Figure data in JSON
· · · · ·

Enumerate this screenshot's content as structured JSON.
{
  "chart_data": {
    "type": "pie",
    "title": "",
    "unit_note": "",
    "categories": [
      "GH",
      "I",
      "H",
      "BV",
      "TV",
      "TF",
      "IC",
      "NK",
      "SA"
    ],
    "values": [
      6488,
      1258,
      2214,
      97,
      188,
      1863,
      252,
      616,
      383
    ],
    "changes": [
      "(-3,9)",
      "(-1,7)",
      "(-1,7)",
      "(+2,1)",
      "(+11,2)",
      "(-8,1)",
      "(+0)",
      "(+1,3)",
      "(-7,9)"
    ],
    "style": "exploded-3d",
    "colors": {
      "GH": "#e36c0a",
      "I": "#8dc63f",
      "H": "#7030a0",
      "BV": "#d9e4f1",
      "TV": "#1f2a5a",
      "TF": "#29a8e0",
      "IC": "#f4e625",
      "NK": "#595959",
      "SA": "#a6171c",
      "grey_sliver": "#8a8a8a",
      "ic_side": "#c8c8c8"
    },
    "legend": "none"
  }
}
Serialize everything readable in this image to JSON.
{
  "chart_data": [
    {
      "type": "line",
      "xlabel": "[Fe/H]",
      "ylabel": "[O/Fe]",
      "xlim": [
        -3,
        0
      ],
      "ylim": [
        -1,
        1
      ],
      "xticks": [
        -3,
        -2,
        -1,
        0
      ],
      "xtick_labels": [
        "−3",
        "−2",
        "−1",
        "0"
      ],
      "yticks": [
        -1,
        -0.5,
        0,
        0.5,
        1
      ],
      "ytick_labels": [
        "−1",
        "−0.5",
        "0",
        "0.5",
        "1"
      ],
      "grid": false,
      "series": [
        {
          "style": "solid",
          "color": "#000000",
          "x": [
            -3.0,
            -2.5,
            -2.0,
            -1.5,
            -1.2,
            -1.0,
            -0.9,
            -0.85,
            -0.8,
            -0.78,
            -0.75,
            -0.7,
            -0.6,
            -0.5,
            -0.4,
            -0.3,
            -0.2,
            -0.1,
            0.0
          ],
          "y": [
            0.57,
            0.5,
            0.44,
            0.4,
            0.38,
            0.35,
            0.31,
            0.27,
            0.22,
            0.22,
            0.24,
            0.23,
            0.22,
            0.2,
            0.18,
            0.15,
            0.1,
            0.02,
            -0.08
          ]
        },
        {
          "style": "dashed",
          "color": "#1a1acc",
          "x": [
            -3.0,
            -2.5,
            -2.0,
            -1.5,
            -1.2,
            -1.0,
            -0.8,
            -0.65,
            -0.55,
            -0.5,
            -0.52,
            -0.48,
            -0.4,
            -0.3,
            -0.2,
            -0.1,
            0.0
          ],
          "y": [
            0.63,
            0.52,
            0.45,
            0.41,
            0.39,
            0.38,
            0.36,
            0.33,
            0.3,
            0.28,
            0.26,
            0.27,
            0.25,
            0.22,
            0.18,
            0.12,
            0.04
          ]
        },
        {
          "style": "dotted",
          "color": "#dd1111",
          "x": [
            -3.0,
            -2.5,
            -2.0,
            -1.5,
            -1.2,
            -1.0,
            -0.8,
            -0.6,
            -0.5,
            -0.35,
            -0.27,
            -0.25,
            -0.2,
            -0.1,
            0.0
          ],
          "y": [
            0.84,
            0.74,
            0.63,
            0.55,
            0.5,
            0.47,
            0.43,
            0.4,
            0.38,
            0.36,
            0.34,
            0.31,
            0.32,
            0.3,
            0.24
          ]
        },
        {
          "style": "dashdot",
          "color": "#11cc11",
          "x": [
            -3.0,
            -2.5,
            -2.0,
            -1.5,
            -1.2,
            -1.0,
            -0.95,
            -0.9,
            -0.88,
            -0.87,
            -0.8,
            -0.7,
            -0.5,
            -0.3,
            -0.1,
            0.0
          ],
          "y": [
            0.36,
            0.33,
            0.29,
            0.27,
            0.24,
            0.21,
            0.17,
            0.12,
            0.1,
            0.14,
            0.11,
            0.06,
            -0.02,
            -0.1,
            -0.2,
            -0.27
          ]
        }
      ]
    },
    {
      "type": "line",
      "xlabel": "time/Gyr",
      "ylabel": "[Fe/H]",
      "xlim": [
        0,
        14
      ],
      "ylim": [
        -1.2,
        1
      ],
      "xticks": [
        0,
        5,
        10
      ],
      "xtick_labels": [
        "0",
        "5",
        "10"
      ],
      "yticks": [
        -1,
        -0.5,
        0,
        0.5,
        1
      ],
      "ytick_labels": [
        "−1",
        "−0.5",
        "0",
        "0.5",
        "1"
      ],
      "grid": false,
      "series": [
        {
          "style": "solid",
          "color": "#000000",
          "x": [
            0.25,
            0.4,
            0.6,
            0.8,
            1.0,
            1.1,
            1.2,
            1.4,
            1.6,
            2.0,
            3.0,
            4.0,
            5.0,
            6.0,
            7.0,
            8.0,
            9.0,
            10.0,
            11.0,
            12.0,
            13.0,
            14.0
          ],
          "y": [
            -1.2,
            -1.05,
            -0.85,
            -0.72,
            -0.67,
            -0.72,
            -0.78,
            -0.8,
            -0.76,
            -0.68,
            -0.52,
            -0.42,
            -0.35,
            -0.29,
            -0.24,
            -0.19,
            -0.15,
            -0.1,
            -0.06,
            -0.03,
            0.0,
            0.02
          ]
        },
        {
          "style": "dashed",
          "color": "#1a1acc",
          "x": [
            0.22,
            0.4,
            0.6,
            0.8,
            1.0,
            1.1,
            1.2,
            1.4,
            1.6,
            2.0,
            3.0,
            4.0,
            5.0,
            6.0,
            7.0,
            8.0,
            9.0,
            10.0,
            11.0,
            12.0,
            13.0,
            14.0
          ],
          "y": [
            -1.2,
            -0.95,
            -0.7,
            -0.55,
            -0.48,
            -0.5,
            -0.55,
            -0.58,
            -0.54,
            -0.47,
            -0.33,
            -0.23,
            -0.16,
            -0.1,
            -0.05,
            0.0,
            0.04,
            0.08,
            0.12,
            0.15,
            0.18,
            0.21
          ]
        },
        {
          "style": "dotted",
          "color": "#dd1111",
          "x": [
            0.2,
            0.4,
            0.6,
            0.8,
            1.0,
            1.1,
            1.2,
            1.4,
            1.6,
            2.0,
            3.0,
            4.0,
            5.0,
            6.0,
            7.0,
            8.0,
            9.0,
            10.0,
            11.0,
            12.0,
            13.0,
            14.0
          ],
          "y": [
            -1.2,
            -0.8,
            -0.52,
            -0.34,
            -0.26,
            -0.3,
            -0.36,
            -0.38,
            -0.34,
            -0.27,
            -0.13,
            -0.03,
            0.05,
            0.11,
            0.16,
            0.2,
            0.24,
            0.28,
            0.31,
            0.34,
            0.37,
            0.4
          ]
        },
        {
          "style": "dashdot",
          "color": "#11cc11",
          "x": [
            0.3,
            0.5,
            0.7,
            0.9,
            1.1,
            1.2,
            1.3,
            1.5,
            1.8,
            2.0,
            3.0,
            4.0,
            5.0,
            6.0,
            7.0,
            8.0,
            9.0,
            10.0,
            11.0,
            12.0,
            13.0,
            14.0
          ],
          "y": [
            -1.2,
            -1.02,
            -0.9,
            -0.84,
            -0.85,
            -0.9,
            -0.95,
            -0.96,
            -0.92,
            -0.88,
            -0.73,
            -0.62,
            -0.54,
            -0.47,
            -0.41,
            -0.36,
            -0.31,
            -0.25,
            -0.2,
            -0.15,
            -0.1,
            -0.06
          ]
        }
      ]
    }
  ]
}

· · · · ·

◆ What to produce
Reproduce each entry from the records above, character for character.

◆ Expected answer
Enumerate this screenshot's content as structured JSON.
{
  "chart_data": {
    "type": "pie",
    "title": "",
    "unit_note": "",
    "categories": [
      "GH",
      "I",
      "H",
      "BV",
      "TV",
      "TF",
      "IC",
      "NK",
      "SA"
    ],
    "values": [
      6488,
      1258,
      2214,
      97,
      188,
      1863,
      252,
      616,
      383
    ],
    "changes": [
      "(-3,9)",
      "(-1,7)",
      "(-1,7)",
      "(+2,1)",
      "(+11,2)",
      "(-8,1)",
      "(+0)",
      "(+1,3)",
      "(-7,9)"
    ],
    "style": "exploded-3d",
    "colors": {
      "GH": "#e36c0a",
      "I": "#8dc63f",
      "H": "#7030a0",
      "BV": "#d9e4f1",
      "TV": "#1f2a5a",
      "TF": "#29a8e0",
      "IC": "#f4e625",
      "NK": "#595959",
      "SA": "#a6171c",
      "grey_sliver": "#8a8a8a",
      "ic_side": "#c8c8c8"
    },
    "legend": "none"
  }
}
Serialize everything readable in this image to JSON.
{
  "chart_data": [
    {
      "type": "line",
      "xlabel": "[Fe/H]",
      "ylabel": "[O/Fe]",
      "xlim": [
        -3,
        0
      ],
      "ylim": [
        -1,
        1
      ],
      "xticks": [
        -3,
        -2,
        -1,
        0
      ],
      "xtick_labels": [
        "−3",
        "−2",
        "−1",
        "0"
      ],
      "yticks": [
        -1,
        -0.5,
        0,
        0.5,
        1
      ],
      "ytick_labels": [
        "−1",
        "−0.5",
        "0",
        "0.5",
        "1"
      ],
      "grid": false,
      "series": [
        {
          "style": "solid",
          "color": "#000000",
          "x": [
            -3.0,
            -2.5,
            -2.0,
            -1.5,
            -1.2,
            -1.0,
            -0.9,
            -0.85,
            -0.8,
            -0.78,
            -0.75,
            -0.7,
            -0.6,
            -0.5,
            -0.4,
            -0.3,
            -0.2,
            -0.1,
            0.0
          ],
          "y": [
            0.57,
            0.5,
            0.44,
            0.4,
            0.38,
            0.35,
            0.31,
            0.27,
            0.22,
            0.22,
            0.24,
            0.23,
            0.22,
            0.2,
            0.18,
            0.15,
            0.1,
            0.02,
            -0.08
          ]
        },
        {
          "style": "dashed",
          "color": "#1a1acc",
          "x": [
            -3.0,
            -2.5,
            -2.0,
            -1.5,
            -1.2,
            -1.0,
            -0.8,
            -0.65,
            -0.55,
            -0.5,
            -0.52,
            -0.48,
            -0.4,
            -0.3,
            -0.2,
            -0.1,
            0.0
          ],
          "y": [
            0.63,
            0.52,
            0.45,
            0.41,
            0.39,
            0.38,
            0.36,
            0.33,
            0.3,
            0.28,
            0.26,
            0.27,
            0.25,
            0.22,
            0.18,
            0.12,
            0.04
          ]
        },
        {
          "style": "dotted",
          "color": "#dd1111",
          "x": [
            -3.0,
            -2.5,
            -2.0,
            -1.5,
            -1.2,
            -1.0,
            -0.8,
            -0.6,
            -0.5,
            -0.35,
            -0.27,
            -0.25,
            -0.2,
            -0.1,
            0.0
          ],
          "y": [
            0.84,
            0.74,
            0.63,
            0.55,
            0.5,
            0.47,
            0.43,
            0.4,
            0.38,
            0.36,
            0.34,
            0.31,
            0.32,
            0.3,
            0.24
          ]
        },
        {
          "style": "dashdot",
          "color": "#11cc11",
          "x": [
            -3.0,
            -2.5,
            -2.0,
            -1.5,
            -1.2,
            -1.0,
            -0.95,
            -0.9,
            -0.88,
            -0.87,
            -0.8,
            -0.7,
            -0.5,
            -0.3,
            -0.1,
            0.0
          ],
          "y": [
            0.36,
            0.33,
            0.29,
            0.27,
            0.24,
            0.21,
            0.17,
            0.12,
            0.1,
            0.14,
            0.11,
            0.06,
            -0.02,
            -0.1,
            -0.2,
            -0.27
          ]
        }
      ]
    },
    {
      "type": "line",
      "xlabel": "time/Gyr",
      "ylabel": "[Fe/H]",
      "xlim": [
        0,
        14
      ],
      "ylim": [
        -1.2,
        1
      ],
      "xticks": [
        0,
        5,
        10
      ],
      "xtick_labels": [
        "0",
        "5",
        "10"
      ],
      "yticks": [
        -1,
        -0.5,
        0,
        0.5,
        1
      ],
      "ytick_labels": [
        "−1",
        "−0.5",
        "0",
        "0.5",
        "1"
      ],
      "grid": false,
      "series": [
        {
          "style": "solid",
          "color": "#000000",
          "x": [
            0.25,
            0.4,
            0.6,
            0.8,
            1.0,
            1.1,
            1.2,
            1.4,
            1.6,
            2.0,
            3.0,
            4.0,
            5.0,
            6.0,
            7.0,
            8.0,
            9.0,
            10.0,
            11.0,
            12.0,
            13.0,
            14.0
          ],
          "y": [
            -1.2,
            -1.05,
            -0.85,
            -0.72,
            -0.67,
            -0.72,
            -0.78,
            -0.8,
            -0.76,
            -0.68,
            -0.52,
            -0.42,
            -0.35,
            -0.29,
            -0.24,
            -0.19,
            -0.15,
            -0.1,
            -0.06,
            -0.03,
            0.0,
            0.02
          ]
        },
        {
          "style": "dashed",
          "color": "#1a1acc",
          "x": [
            0.22,
            0.4,
            0.6,
            0.8,
            1.0,
            1.1,
            1.2,
            1.4,
            1.6,
            2.0,
            3.0,
            4.0,
            5.0,
            6.0,
            7.0,
            8.0,
            9.0,
            10.0,
            11.0,
            12.0,
            13.0,
            14.0
          ],
          "y": [
            -1.2,
            -0.95,
            -0.7,
            -0.55,
            -0.48,
            -0.5,
            -0.55,
            -0.58,
            -0.54,
            -0.47,
            -0.33,
            -0.23,
            -0.16,
            -0.1,
            -0.05,
            0.0,
            0.04,
            0.08,
            0.12,
            0.15,
            0.18,
            0.21
          ]
        },
        {
          "style": "dotted",
          "color": "#dd1111",
          "x": [
            0.2,
            0.4,
            0.6,
            0.8,
            1.0,
            1.1,
            1.2,
            1.4,
            1.6,
            2.0,
            3.0,
            4.0,
            5.0,
            6.0,
            7.0,
            8.0,
            9.0,
            10.0,
            11.0,
            12.0,
            13.0,
            14.0
          ],
          "y": [
            -1.2,
            -0.8,
            -0.52,
            -0.34,
            -0.26,
            -0.3,
            -0.36,
            -0.38,
            -0.34,
            -0.27,
            -0.13,
            -0.03,
            0.05,
            0.11,
            0.16,
            0.2,
            0.24,
            0.28,
            0.31,
            0.34,
            0.37,
            0.4
          ]
        },
        {
          "style": "dashdot",
          "color": "#11cc11",
          "x": [
            0.3,
            0.5,
            0.7,
            0.9,
            1.1,
            1.2,
            1.3,
            1.5,
            1.8,
            2.0,
            3.0,
            4.0,
            5.0,
            6.0,
            7.0,
            8.0,
            9.0,
            10.0,
            11.0,
            12.0,
            13.0,
            14.0
          ],
          "y": [
            -1.2,
            -1.02,
            -0.9,
            -0.84,
            -0.85,
            -0.9,
            -0.95,
            -0.96,
            -0.92,
            -0.88,
            -0.73,
            -0.62,
            -0.54,
            -0.47,
            -0.41,
            -0.36,
            -0.31,
            -0.25,
            -0.2,
            -0.15,
            -0.1,
            -0.06
          ]
        }
      ]
    }
  ]
}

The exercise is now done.